'''

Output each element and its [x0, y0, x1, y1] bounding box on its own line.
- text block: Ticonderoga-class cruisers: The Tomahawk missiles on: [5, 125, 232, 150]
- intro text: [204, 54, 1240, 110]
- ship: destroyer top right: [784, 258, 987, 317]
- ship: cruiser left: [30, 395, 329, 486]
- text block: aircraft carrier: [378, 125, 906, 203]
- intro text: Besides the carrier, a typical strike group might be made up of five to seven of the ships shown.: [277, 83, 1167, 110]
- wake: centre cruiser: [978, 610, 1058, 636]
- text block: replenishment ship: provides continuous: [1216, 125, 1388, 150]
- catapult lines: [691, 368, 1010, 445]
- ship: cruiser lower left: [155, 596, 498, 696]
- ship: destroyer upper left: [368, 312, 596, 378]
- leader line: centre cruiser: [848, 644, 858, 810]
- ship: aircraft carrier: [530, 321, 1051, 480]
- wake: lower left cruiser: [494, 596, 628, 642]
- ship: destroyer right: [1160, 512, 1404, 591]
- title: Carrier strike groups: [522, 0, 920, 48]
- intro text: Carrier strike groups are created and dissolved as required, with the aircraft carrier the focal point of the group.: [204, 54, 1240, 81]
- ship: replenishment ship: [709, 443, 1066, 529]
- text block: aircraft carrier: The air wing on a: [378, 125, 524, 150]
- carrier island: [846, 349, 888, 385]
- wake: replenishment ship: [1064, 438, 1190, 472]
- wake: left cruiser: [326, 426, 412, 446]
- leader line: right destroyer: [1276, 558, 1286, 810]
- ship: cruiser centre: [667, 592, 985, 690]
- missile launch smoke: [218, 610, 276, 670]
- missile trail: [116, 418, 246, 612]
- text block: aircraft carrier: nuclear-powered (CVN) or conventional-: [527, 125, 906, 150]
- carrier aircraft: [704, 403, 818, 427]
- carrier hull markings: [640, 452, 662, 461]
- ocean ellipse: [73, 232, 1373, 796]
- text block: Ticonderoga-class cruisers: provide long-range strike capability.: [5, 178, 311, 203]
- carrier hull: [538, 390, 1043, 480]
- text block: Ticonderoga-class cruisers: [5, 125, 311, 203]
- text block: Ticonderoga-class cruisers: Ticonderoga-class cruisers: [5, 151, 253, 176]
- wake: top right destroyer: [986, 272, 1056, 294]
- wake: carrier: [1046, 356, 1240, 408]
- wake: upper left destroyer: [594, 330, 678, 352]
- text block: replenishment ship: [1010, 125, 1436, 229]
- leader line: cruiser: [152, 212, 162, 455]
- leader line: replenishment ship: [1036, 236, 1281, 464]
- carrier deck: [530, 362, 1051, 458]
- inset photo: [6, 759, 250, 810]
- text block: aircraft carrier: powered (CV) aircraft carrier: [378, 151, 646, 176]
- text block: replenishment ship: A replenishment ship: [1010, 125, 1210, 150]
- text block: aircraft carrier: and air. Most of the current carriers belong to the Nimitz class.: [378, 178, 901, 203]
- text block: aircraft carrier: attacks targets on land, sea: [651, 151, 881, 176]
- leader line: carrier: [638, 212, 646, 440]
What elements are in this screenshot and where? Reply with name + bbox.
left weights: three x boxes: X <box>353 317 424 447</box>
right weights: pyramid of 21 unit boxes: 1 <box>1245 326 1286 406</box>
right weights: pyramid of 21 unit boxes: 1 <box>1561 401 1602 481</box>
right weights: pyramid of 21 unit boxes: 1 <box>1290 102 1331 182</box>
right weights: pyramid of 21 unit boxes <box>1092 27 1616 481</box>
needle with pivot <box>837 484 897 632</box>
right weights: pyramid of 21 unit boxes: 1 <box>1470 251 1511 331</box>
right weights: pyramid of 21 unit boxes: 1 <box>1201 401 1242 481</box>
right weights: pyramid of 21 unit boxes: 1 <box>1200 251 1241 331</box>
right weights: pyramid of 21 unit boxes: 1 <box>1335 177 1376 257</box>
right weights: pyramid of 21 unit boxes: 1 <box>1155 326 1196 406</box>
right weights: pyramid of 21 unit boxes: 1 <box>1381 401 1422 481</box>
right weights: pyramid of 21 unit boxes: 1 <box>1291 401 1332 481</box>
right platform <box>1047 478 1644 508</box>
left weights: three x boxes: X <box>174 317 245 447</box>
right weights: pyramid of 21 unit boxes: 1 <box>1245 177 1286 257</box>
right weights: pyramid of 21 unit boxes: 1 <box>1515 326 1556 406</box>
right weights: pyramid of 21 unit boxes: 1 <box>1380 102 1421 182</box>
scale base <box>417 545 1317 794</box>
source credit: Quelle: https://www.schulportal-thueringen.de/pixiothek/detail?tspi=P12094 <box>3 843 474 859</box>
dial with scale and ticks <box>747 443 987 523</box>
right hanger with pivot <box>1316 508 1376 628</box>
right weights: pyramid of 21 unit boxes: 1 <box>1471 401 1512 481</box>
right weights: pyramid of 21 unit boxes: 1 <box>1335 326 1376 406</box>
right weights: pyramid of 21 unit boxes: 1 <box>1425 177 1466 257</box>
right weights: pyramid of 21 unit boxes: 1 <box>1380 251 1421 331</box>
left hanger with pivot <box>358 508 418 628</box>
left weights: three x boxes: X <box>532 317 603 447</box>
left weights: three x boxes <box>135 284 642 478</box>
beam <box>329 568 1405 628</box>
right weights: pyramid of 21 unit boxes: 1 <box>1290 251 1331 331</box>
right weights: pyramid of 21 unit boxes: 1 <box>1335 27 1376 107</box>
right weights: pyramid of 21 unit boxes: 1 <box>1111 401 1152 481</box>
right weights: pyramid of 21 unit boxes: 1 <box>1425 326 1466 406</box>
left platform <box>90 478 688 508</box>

'''

¿Cuántas líneas de las entradas de arriba contienen la palabra "Ticonderoga"? Responde únicamente con la cifra.

LA RESPUESTA: 4